> **Work request**
Whichever lines include the word "title", copy them as they appear in the data.

---- Source data

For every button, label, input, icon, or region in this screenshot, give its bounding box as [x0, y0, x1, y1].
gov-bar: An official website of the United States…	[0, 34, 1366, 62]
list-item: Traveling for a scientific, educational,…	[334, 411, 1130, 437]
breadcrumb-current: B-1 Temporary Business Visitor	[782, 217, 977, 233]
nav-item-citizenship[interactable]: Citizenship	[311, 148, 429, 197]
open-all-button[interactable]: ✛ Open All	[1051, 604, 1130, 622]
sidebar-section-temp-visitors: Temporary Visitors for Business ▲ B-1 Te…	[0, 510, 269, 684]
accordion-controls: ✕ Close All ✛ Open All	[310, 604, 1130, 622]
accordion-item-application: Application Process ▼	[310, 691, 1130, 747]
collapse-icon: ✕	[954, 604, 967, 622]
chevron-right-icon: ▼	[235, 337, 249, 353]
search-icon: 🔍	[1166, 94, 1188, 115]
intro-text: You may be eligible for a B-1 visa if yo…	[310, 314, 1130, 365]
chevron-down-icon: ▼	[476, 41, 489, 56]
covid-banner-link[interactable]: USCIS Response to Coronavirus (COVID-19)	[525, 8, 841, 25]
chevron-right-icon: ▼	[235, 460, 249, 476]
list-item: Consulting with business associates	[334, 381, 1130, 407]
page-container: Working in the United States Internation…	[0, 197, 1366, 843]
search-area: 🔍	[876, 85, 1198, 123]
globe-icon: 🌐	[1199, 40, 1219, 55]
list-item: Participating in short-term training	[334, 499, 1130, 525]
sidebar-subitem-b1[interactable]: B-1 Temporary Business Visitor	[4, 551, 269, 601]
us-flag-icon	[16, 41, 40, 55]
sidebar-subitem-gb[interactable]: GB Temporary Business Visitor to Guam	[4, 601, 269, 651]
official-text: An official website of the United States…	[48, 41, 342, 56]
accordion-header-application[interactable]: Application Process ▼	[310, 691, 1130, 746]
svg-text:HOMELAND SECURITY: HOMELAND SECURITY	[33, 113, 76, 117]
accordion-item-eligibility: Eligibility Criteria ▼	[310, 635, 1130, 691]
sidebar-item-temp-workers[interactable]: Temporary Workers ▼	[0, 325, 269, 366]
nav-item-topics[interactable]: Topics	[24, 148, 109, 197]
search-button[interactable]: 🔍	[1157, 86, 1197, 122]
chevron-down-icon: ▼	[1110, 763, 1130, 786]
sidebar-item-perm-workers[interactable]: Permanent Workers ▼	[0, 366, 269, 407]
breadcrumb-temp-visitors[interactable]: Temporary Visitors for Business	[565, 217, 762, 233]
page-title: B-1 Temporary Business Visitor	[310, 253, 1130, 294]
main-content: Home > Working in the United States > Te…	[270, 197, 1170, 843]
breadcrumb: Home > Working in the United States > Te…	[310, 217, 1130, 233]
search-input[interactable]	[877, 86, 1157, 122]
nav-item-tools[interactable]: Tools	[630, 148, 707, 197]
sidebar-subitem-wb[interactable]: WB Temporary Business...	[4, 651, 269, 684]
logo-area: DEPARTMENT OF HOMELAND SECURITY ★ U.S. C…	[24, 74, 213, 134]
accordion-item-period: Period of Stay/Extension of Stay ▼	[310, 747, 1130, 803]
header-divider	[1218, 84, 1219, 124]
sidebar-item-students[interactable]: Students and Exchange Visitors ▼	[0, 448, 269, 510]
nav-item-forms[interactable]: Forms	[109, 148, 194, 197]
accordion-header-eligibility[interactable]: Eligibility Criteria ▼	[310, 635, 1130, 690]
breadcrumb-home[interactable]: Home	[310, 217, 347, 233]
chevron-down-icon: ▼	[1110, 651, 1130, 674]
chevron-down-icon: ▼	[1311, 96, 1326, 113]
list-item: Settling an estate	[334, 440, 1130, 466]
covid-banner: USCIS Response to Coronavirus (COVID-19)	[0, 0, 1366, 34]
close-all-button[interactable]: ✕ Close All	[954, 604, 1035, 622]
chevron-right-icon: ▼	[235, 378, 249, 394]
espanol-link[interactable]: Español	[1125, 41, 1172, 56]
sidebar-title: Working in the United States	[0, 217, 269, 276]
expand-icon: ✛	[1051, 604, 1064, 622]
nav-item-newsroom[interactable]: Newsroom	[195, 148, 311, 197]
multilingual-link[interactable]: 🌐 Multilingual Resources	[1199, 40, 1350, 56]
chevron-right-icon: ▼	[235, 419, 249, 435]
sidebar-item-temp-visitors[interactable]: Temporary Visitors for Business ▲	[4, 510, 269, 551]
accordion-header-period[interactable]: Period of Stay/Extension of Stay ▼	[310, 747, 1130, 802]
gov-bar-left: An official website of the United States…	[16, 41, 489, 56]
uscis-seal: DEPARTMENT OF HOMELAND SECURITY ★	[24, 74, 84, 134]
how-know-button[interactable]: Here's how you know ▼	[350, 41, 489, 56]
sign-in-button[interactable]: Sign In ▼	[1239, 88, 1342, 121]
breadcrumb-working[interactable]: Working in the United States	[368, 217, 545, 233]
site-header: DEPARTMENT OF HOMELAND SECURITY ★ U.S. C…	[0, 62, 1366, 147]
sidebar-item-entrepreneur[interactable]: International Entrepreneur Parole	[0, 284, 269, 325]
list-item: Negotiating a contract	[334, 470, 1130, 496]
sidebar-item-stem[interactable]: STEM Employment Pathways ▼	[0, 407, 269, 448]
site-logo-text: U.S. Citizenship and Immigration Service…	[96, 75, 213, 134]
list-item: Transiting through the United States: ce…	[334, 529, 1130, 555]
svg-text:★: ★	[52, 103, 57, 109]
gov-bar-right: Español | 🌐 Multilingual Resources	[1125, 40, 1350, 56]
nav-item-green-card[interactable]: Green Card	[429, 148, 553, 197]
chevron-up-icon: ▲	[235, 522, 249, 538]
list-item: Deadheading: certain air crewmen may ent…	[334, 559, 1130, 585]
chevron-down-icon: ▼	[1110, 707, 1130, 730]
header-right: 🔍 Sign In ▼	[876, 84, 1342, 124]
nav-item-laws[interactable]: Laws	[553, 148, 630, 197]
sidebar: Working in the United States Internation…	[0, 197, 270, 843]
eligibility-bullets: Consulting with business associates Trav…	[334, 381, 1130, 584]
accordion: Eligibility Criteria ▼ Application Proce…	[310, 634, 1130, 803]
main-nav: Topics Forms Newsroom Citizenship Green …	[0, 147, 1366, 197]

--------

> **Exercise output**
page-title: B-1 Temporary Business Visitor	[310, 253, 1130, 294]
sidebar-title: Working in the United States	[0, 217, 269, 276]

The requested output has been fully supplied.